Figure contents as structured data:

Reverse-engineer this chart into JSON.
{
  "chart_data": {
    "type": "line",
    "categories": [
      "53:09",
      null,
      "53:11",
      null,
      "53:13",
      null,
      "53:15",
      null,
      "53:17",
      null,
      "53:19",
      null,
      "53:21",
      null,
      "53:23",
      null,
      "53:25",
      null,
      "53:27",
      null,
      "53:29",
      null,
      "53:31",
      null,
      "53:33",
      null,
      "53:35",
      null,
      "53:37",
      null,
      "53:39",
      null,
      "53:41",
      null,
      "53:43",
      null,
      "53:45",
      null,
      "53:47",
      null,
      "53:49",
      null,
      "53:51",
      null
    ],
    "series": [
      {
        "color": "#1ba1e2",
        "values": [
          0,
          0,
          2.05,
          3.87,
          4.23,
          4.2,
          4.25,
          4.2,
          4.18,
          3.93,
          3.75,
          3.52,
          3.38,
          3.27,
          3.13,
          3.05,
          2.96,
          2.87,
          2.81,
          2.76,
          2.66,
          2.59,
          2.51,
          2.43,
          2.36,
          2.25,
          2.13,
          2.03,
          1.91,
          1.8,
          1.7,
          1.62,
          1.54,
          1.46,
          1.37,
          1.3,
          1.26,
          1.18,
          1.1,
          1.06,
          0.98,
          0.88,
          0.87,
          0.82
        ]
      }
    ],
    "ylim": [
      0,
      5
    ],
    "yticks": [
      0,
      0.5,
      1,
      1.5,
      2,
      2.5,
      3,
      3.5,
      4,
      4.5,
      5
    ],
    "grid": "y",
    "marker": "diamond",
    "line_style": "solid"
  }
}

§ What the task requires: Copy each record from above exactly, and include every line.

§ Full answer:
Reverse-engineer this chart into JSON.
{
  "chart_data": {
    "type": "line",
    "categories": [
      "53:09",
      null,
      "53:11",
      null,
      "53:13",
      null,
      "53:15",
      null,
      "53:17",
      null,
      "53:19",
      null,
      "53:21",
      null,
      "53:23",
      null,
      "53:25",
      null,
      "53:27",
      null,
      "53:29",
      null,
      "53:31",
      null,
      "53:33",
      null,
      "53:35",
      null,
      "53:37",
      null,
      "53:39",
      null,
      "53:41",
      null,
      "53:43",
      null,
      "53:45",
      null,
      "53:47",
      null,
      "53:49",
      null,
      "53:51",
      null
    ],
    "series": [
      {
        "color": "#1ba1e2",
        "values": [
          0,
          0,
          2.05,
          3.87,
          4.23,
          4.2,
          4.25,
          4.2,
          4.18,
          3.93,
          3.75,
          3.52,
          3.38,
          3.27,
          3.13,
          3.05,
          2.96,
          2.87,
          2.81,
          2.76,
          2.66,
          2.59,
          2.51,
          2.43,
          2.36,
          2.25,
          2.13,
          2.03,
          1.91,
          1.8,
          1.7,
          1.62,
          1.54,
          1.46,
          1.37,
          1.3,
          1.26,
          1.18,
          1.1,
          1.06,
          0.98,
          0.88,
          0.87,
          0.82
        ]
      }
    ],
    "ylim": [
      0,
      5
    ],
    "yticks": [
      0,
      0.5,
      1,
      1.5,
      2,
      2.5,
      3,
      3.5,
      4,
      4.5,
      5
    ],
    "grid": "y",
    "marker": "diamond",
    "line_style": "solid"
  }
}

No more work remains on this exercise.